# What to produce
Collect all the lines that mention the word "Cumulé".

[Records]
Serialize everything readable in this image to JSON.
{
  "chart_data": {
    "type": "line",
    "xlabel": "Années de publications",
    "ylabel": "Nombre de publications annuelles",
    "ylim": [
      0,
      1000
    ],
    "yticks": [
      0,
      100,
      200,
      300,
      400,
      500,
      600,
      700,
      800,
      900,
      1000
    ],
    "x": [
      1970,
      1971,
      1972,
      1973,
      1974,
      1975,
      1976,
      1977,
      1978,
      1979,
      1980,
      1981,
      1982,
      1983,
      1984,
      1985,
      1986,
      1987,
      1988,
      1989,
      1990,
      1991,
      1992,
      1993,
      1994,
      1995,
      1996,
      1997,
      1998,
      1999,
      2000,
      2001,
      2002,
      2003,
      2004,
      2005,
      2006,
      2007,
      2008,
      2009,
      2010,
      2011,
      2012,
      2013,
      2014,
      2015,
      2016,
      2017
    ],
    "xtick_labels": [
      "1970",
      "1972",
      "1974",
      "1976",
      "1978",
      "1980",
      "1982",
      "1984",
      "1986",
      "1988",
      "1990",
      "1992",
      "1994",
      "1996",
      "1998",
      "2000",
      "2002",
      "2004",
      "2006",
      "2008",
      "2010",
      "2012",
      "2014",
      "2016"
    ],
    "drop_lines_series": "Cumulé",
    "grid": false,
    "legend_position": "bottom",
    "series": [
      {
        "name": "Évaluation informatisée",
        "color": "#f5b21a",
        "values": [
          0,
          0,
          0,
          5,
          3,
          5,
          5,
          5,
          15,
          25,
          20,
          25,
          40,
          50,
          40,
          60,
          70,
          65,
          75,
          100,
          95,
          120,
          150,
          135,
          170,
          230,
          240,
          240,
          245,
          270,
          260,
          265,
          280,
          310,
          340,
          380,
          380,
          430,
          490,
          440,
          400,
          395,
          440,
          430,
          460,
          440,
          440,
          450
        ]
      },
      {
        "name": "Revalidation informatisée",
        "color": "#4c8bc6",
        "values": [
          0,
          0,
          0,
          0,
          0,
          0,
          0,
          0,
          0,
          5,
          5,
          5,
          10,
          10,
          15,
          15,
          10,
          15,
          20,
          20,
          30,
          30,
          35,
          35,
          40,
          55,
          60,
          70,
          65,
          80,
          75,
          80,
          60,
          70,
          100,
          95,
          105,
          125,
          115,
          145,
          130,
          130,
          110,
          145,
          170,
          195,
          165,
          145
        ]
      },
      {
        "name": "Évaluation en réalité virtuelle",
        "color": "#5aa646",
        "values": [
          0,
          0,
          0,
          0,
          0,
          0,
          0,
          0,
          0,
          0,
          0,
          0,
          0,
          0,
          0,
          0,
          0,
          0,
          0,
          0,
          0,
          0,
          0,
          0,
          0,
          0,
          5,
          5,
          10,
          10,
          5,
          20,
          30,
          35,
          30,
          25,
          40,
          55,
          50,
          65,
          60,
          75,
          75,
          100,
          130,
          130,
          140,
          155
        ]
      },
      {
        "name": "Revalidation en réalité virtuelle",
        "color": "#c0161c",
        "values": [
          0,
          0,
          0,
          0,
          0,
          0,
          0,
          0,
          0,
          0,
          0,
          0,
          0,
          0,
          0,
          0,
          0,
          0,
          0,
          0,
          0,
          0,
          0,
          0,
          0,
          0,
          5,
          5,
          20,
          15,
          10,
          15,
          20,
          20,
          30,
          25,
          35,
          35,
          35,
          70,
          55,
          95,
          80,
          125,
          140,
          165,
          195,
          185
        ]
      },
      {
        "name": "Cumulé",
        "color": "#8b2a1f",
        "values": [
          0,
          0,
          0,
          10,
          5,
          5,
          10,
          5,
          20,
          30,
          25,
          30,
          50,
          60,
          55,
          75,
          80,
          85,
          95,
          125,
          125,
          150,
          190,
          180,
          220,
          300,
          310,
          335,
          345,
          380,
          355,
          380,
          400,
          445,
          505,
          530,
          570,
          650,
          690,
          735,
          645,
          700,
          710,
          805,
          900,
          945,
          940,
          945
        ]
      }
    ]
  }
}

# Worked solution
    "drop_lines_series": "Cumulé",
        "name": "Cumulé",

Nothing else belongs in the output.